### EXERCISE DESCRIPTION
Copy out the entries exactly, from the first line to the last.

### EXERCISE INPUT

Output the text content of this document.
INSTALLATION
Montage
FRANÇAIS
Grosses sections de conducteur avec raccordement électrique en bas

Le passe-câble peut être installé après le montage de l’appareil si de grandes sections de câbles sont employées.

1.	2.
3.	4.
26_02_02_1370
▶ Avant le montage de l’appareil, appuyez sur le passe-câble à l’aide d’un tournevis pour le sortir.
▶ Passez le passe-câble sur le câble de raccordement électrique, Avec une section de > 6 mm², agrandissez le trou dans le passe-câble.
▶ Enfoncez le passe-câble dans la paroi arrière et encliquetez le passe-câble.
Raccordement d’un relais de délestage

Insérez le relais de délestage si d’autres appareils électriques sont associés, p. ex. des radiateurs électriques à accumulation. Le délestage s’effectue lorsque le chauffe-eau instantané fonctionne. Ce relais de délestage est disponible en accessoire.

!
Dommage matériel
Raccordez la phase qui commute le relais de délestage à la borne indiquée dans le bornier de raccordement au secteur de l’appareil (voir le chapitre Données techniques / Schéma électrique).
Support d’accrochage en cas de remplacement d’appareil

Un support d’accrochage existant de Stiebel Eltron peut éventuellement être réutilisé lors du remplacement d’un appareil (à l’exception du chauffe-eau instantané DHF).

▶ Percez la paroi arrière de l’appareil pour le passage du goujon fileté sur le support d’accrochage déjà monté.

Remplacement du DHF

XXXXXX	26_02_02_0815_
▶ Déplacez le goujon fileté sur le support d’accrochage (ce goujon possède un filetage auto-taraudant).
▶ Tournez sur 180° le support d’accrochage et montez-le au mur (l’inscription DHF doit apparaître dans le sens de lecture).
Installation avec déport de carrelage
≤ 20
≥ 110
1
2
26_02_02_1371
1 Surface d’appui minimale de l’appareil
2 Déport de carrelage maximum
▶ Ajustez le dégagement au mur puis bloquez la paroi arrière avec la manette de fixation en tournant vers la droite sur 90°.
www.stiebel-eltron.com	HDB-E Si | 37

### EXPECTED OUTPUT
Output the text content of this document.
INSTALLATION
Montage
FRANÇAIS
Grosses sections de conducteur avec raccordement électrique en bas

Le passe-câble peut être installé après le montage de l’appareil si de grandes sections de câbles sont employées.

1.	2.
3.	4.
26_02_02_1370
▶ Avant le montage de l’appareil, appuyez sur le passe-câble à l’aide d’un tournevis pour le sortir.
▶ Passez le passe-câble sur le câble de raccordement électrique, Avec une section de > 6 mm², agrandissez le trou dans le passe-câble.
▶ Enfoncez le passe-câble dans la paroi arrière et encliquetez le passe-câble.
Raccordement d’un relais de délestage

Insérez le relais de délestage si d’autres appareils électriques sont associés, p. ex. des radiateurs électriques à accumulation. Le délestage s’effectue lorsque le chauffe-eau instantané fonctionne. Ce relais de délestage est disponible en accessoire.

!
Dommage matériel
Raccordez la phase qui commute le relais de délestage à la borne indiquée dans le bornier de raccordement au secteur de l’appareil (voir le chapitre Données techniques / Schéma électrique).
Support d’accrochage en cas de remplacement d’appareil

Un support d’accrochage existant de Stiebel Eltron peut éventuellement être réutilisé lors du remplacement d’un appareil (à l’exception du chauffe-eau instantané DHF).

▶ Percez la paroi arrière de l’appareil pour le passage du goujon fileté sur le support d’accrochage déjà monté.

Remplacement du DHF

XXXXXX	26_02_02_0815_
▶ Déplacez le goujon fileté sur le support d’accrochage (ce goujon possède un filetage auto-taraudant).
▶ Tournez sur 180° le support d’accrochage et montez-le au mur (l’inscription DHF doit apparaître dans le sens de lecture).
Installation avec déport de carrelage
≤ 20
≥ 110
1
2
26_02_02_1371
1 Surface d’appui minimale de l’appareil
2 Déport de carrelage maximum
▶ Ajustez le dégagement au mur puis bloquez la paroi arrière avec la manette de fixation en tournant vers la droite sur 90°.
www.stiebel-eltron.com	HDB-E Si | 37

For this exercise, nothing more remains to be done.